┌─ Data for this exercise

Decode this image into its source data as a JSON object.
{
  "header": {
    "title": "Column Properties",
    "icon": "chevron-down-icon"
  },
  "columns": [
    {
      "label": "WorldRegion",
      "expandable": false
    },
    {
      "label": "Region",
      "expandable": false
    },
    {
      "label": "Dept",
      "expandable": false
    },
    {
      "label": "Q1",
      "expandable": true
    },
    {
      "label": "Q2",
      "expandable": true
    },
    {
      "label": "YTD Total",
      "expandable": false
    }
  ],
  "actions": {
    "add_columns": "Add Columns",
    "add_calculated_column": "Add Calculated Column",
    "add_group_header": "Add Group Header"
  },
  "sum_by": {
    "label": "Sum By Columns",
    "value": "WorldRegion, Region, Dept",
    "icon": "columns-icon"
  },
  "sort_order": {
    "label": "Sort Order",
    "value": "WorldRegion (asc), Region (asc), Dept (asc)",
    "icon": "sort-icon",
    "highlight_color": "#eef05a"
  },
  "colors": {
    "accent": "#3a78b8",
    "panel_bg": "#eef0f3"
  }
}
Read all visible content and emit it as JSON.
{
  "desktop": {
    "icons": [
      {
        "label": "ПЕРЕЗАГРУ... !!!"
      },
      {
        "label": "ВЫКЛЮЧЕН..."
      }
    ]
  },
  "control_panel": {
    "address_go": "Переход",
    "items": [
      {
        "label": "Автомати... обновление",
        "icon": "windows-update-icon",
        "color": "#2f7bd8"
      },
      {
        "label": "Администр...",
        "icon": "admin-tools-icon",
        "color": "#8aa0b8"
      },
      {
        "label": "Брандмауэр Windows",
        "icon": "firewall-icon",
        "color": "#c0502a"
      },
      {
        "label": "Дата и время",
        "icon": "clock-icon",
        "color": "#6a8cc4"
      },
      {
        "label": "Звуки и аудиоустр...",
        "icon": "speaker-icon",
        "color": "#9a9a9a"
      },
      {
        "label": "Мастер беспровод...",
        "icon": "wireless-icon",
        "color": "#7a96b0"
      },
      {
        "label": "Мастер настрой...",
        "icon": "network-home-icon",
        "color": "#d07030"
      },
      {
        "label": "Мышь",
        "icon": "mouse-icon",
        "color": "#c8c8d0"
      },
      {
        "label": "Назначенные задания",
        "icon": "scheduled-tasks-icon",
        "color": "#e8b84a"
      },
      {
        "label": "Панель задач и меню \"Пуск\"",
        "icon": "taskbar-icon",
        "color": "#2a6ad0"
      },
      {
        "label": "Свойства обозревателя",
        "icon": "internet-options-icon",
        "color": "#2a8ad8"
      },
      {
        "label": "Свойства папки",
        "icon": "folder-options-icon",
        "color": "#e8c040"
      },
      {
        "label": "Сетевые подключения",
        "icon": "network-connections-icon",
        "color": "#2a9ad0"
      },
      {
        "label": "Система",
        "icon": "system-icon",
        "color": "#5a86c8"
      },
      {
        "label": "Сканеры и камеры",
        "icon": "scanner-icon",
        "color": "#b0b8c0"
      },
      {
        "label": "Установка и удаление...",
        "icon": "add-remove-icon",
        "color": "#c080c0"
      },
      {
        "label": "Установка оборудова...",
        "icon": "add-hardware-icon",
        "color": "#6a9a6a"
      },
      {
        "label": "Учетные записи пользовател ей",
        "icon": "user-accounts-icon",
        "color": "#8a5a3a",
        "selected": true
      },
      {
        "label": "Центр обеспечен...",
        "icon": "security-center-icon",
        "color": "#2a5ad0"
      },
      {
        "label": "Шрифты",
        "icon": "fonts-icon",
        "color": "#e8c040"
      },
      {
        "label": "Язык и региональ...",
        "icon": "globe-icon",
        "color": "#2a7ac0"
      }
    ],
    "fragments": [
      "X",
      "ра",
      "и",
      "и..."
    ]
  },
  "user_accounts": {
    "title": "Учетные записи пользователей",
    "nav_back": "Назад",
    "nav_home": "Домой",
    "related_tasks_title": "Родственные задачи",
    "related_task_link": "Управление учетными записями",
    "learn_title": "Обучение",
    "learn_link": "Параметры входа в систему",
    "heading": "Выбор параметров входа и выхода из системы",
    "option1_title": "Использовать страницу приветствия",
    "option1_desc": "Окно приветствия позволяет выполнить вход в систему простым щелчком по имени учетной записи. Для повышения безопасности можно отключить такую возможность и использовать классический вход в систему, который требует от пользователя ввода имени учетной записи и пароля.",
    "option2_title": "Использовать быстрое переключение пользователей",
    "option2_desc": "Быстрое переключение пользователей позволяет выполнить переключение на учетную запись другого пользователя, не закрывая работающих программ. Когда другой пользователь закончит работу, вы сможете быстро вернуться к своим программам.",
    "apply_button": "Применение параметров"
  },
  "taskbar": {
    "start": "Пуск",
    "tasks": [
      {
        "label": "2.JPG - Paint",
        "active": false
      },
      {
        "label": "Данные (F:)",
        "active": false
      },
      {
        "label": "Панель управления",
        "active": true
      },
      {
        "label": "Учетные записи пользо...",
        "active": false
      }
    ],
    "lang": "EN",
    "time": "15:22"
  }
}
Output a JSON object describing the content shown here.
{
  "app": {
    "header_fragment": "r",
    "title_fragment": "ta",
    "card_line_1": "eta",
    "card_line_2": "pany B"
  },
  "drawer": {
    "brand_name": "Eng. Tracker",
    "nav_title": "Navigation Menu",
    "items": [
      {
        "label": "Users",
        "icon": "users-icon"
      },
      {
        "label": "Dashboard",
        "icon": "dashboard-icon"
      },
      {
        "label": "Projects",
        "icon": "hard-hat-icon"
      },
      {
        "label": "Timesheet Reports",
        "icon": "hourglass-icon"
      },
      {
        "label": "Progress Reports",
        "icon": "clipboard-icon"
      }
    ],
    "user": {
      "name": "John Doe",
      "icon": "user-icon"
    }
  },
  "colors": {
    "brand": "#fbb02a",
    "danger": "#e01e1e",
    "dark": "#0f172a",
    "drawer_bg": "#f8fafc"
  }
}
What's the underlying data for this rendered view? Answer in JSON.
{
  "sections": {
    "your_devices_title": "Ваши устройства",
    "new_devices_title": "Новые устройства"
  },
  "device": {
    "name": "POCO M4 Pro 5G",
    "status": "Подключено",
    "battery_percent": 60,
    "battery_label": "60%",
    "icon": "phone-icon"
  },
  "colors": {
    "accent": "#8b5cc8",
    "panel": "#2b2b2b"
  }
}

└─

**Written problem**: Each line above must be printed exactly as it appears.

**Reply to the exercise**:
Decode this image into its source data as a JSON object.
{
  "header": {
    "title": "Column Properties",
    "icon": "chevron-down-icon"
  },
  "columns": [
    {
      "label": "WorldRegion",
      "expandable": false
    },
    {
      "label": "Region",
      "expandable": false
    },
    {
      "label": "Dept",
      "expandable": false
    },
    {
      "label": "Q1",
      "expandable": true
    },
    {
      "label": "Q2",
      "expandable": true
    },
    {
      "label": "YTD Total",
      "expandable": false
    }
  ],
  "actions": {
    "add_columns": "Add Columns",
    "add_calculated_column": "Add Calculated Column",
    "add_group_header": "Add Group Header"
  },
  "sum_by": {
    "label": "Sum By Columns",
    "value": "WorldRegion, Region, Dept",
    "icon": "columns-icon"
  },
  "sort_order": {
    "label": "Sort Order",
    "value": "WorldRegion (asc), Region (asc), Dept (asc)",
    "icon": "sort-icon",
    "highlight_color": "#eef05a"
  },
  "colors": {
    "accent": "#3a78b8",
    "panel_bg": "#eef0f3"
  }
}
Read all visible content and emit it as JSON.
{
  "desktop": {
    "icons": [
      {
        "label": "ПЕРЕЗАГРУ... !!!"
      },
      {
        "label": "ВЫКЛЮЧЕН..."
      }
    ]
  },
  "control_panel": {
    "address_go": "Переход",
    "items": [
      {
        "label": "Автомати... обновление",
        "icon": "windows-update-icon",
        "color": "#2f7bd8"
      },
      {
        "label": "Администр...",
        "icon": "admin-tools-icon",
        "color": "#8aa0b8"
      },
      {
        "label": "Брандмауэр Windows",
        "icon": "firewall-icon",
        "color": "#c0502a"
      },
      {
        "label": "Дата и время",
        "icon": "clock-icon",
        "color": "#6a8cc4"
      },
      {
        "label": "Звуки и аудиоустр...",
        "icon": "speaker-icon",
        "color": "#9a9a9a"
      },
      {
        "label": "Мастер беспровод...",
        "icon": "wireless-icon",
        "color": "#7a96b0"
      },
      {
        "label": "Мастер настрой...",
        "icon": "network-home-icon",
        "color": "#d07030"
      },
      {
        "label": "Мышь",
        "icon": "mouse-icon",
        "color": "#c8c8d0"
      },
      {
        "label": "Назначенные задания",
        "icon": "scheduled-tasks-icon",
        "color": "#e8b84a"
      },
      {
        "label": "Панель задач и меню \"Пуск\"",
        "icon": "taskbar-icon",
        "color": "#2a6ad0"
      },
      {
        "label": "Свойства обозревателя",
        "icon": "internet-options-icon",
        "color": "#2a8ad8"
      },
      {
        "label": "Свойства папки",
        "icon": "folder-options-icon",
        "color": "#e8c040"
      },
      {
        "label": "Сетевые подключения",
        "icon": "network-connections-icon",
        "color": "#2a9ad0"
      },
      {
        "label": "Система",
        "icon": "system-icon",
        "color": "#5a86c8"
      },
      {
        "label": "Сканеры и камеры",
        "icon": "scanner-icon",
        "color": "#b0b8c0"
      },
      {
        "label": "Установка и удаление...",
        "icon": "add-remove-icon",
        "color": "#c080c0"
      },
      {
        "label": "Установка оборудова...",
        "icon": "add-hardware-icon",
        "color": "#6a9a6a"
      },
      {
        "label": "Учетные записи пользовател ей",
        "icon": "user-accounts-icon",
        "color": "#8a5a3a",
        "selected": true
      },
      {
        "label": "Центр обеспечен...",
        "icon": "security-center-icon",
        "color": "#2a5ad0"
      },
      {
        "label": "Шрифты",
        "icon": "fonts-icon",
        "color": "#e8c040"
      },
      {
        "label": "Язык и региональ...",
        "icon": "globe-icon",
        "color": "#2a7ac0"
      }
    ],
    "fragments": [
      "X",
      "ра",
      "и",
      "и..."
    ]
  },
  "user_accounts": {
    "title": "Учетные записи пользователей",
    "nav_back": "Назад",
    "nav_home": "Домой",
    "related_tasks_title": "Родственные задачи",
    "related_task_link": "Управление учетными записями",
    "learn_title": "Обучение",
    "learn_link": "Параметры входа в систему",
    "heading": "Выбор параметров входа и выхода из системы",
    "option1_title": "Использовать страницу приветствия",
    "option1_desc": "Окно приветствия позволяет выполнить вход в систему простым щелчком по имени учетной записи. Для повышения безопасности можно отключить такую возможность и использовать классический вход в систему, который требует от пользователя ввода имени учетной записи и пароля.",
    "option2_title": "Использовать быстрое переключение пользователей",
    "option2_desc": "Быстрое переключение пользователей позволяет выполнить переключение на учетную запись другого пользователя, не закрывая работающих программ. Когда другой пользователь закончит работу, вы сможете быстро вернуться к своим программам.",
    "apply_button": "Применение параметров"
  },
  "taskbar": {
    "start": "Пуск",
    "tasks": [
      {
        "label": "2.JPG - Paint",
        "active": false
      },
      {
        "label": "Данные (F:)",
        "active": false
      },
      {
        "label": "Панель управления",
        "active": true
      },
      {
        "label": "Учетные записи пользо...",
        "active": false
      }
    ],
    "lang": "EN",
    "time": "15:22"
  }
}
Output a JSON object describing the content shown here.
{
  "app": {
    "header_fragment": "r",
    "title_fragment": "ta",
    "card_line_1": "eta",
    "card_line_2": "pany B"
  },
  "drawer": {
    "brand_name": "Eng. Tracker",
    "nav_title": "Navigation Menu",
    "items": [
      {
        "label": "Users",
        "icon": "users-icon"
      },
      {
        "label": "Dashboard",
        "icon": "dashboard-icon"
      },
      {
        "label": "Projects",
        "icon": "hard-hat-icon"
      },
      {
        "label": "Timesheet Reports",
        "icon": "hourglass-icon"
      },
      {
        "label": "Progress Reports",
        "icon": "clipboard-icon"
      }
    ],
    "user": {
      "name": "John Doe",
      "icon": "user-icon"
    }
  },
  "colors": {
    "brand": "#fbb02a",
    "danger": "#e01e1e",
    "dark": "#0f172a",
    "drawer_bg": "#f8fafc"
  }
}
What's the underlying data for this rendered view? Answer in JSON.
{
  "sections": {
    "your_devices_title": "Ваши устройства",
    "new_devices_title": "Новые устройства"
  },
  "device": {
    "name": "POCO M4 Pro 5G",
    "status": "Подключено",
    "battery_percent": 60,
    "battery_label": "60%",
    "icon": "phone-icon"
  },
  "colors": {
    "accent": "#8b5cc8",
    "panel": "#2b2b2b"
  }
}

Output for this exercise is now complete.